> _Extracted data entries_

-*-

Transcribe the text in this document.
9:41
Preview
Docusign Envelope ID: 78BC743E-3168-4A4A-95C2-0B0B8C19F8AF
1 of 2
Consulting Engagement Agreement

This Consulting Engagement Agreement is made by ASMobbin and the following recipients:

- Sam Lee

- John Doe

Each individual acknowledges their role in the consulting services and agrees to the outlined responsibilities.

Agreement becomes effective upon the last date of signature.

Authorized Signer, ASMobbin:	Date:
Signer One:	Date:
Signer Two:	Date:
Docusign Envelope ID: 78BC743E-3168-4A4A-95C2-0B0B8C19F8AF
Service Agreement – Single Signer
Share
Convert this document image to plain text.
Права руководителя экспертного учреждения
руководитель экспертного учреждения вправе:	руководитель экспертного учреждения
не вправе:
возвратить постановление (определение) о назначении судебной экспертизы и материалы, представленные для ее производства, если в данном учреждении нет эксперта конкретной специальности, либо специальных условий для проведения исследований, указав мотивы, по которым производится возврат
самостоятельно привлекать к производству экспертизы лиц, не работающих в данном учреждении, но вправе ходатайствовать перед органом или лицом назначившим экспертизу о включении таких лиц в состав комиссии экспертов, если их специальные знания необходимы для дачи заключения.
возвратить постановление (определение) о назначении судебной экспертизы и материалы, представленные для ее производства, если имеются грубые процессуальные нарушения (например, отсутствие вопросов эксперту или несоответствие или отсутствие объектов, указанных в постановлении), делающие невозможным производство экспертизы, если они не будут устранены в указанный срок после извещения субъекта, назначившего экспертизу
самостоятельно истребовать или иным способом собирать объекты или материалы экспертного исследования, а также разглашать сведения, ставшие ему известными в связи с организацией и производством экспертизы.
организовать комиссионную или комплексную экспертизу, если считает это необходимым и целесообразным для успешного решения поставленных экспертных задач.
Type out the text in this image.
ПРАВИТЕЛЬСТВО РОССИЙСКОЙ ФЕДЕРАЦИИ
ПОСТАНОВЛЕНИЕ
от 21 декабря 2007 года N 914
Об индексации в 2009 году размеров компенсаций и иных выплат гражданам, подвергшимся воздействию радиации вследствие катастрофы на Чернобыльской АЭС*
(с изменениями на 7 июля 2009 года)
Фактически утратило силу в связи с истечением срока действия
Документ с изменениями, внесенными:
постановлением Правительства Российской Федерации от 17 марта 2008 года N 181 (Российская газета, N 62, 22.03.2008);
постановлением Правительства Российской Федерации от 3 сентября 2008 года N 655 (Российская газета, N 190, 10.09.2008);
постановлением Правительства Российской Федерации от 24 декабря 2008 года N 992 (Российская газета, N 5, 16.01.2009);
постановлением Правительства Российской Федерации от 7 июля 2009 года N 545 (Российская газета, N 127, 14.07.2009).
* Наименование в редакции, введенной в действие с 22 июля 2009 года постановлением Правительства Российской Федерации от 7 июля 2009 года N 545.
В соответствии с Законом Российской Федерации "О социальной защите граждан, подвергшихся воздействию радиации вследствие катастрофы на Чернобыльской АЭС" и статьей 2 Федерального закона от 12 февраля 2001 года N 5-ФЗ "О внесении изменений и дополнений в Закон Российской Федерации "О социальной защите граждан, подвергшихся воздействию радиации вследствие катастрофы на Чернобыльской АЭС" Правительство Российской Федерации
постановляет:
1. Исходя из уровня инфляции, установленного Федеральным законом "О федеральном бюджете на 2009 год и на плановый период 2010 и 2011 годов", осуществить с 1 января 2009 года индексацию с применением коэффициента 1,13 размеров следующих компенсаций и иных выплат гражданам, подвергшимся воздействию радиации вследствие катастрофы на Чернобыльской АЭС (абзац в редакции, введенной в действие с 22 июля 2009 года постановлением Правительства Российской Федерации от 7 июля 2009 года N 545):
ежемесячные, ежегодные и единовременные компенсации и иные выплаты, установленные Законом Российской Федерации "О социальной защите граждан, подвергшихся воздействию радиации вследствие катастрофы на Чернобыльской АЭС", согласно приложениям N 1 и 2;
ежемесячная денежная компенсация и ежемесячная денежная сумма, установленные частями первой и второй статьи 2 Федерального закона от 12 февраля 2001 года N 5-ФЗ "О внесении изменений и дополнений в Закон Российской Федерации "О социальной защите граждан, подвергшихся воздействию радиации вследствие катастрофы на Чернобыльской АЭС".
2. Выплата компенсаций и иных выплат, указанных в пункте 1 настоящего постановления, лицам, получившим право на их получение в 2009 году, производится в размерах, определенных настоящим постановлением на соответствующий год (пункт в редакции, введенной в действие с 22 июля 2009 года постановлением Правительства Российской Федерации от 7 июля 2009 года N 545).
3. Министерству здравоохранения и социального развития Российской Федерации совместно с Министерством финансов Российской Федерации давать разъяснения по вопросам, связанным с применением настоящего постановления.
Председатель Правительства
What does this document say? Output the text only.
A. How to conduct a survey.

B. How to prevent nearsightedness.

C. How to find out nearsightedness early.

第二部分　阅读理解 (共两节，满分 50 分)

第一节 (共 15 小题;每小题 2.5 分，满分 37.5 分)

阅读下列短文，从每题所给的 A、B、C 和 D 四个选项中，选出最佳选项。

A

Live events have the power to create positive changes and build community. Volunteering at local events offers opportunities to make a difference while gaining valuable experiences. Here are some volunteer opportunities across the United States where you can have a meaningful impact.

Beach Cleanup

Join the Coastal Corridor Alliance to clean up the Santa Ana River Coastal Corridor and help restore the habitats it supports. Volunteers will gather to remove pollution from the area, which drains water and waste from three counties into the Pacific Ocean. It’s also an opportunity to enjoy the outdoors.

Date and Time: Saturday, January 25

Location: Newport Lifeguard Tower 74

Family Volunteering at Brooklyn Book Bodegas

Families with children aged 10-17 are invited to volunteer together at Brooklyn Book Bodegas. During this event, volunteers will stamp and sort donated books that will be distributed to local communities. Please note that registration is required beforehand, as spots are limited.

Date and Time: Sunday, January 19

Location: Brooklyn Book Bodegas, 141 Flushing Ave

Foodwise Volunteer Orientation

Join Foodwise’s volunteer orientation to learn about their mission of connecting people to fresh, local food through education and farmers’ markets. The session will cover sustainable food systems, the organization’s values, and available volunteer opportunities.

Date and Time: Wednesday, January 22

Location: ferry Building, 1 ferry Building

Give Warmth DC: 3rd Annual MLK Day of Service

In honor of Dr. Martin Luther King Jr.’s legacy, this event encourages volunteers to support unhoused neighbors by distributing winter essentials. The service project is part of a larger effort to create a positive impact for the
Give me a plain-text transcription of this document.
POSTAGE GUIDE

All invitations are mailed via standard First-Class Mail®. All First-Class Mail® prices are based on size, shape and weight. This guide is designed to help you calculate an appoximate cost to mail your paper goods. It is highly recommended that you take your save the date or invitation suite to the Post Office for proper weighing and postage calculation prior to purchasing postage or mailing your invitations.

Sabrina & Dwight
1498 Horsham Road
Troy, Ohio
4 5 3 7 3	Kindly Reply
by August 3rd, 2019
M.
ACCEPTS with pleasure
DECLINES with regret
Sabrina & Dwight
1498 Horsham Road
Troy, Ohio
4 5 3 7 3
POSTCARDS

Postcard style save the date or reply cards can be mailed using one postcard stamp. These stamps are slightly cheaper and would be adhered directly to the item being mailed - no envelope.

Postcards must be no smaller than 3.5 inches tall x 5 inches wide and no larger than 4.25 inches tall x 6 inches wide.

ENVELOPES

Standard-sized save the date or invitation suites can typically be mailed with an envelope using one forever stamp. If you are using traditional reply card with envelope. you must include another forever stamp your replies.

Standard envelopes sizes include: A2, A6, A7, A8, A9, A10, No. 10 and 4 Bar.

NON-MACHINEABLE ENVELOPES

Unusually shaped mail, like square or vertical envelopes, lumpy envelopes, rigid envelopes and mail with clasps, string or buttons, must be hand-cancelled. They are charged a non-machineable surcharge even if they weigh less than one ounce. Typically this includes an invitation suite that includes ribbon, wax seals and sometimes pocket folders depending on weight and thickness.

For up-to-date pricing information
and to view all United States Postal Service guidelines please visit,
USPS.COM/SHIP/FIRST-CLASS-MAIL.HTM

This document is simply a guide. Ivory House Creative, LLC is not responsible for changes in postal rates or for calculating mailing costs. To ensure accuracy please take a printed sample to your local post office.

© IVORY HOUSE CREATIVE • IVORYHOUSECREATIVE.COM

-*-

> _Short exercise_
Using the listing above, show every line that includes the string "text".

> _Response_
Transcribe the text in this document.
Convert this document image to plain text.
Type out the text in this image.
What does this document say? Output the text only.
Give me a plain-text transcription of this document.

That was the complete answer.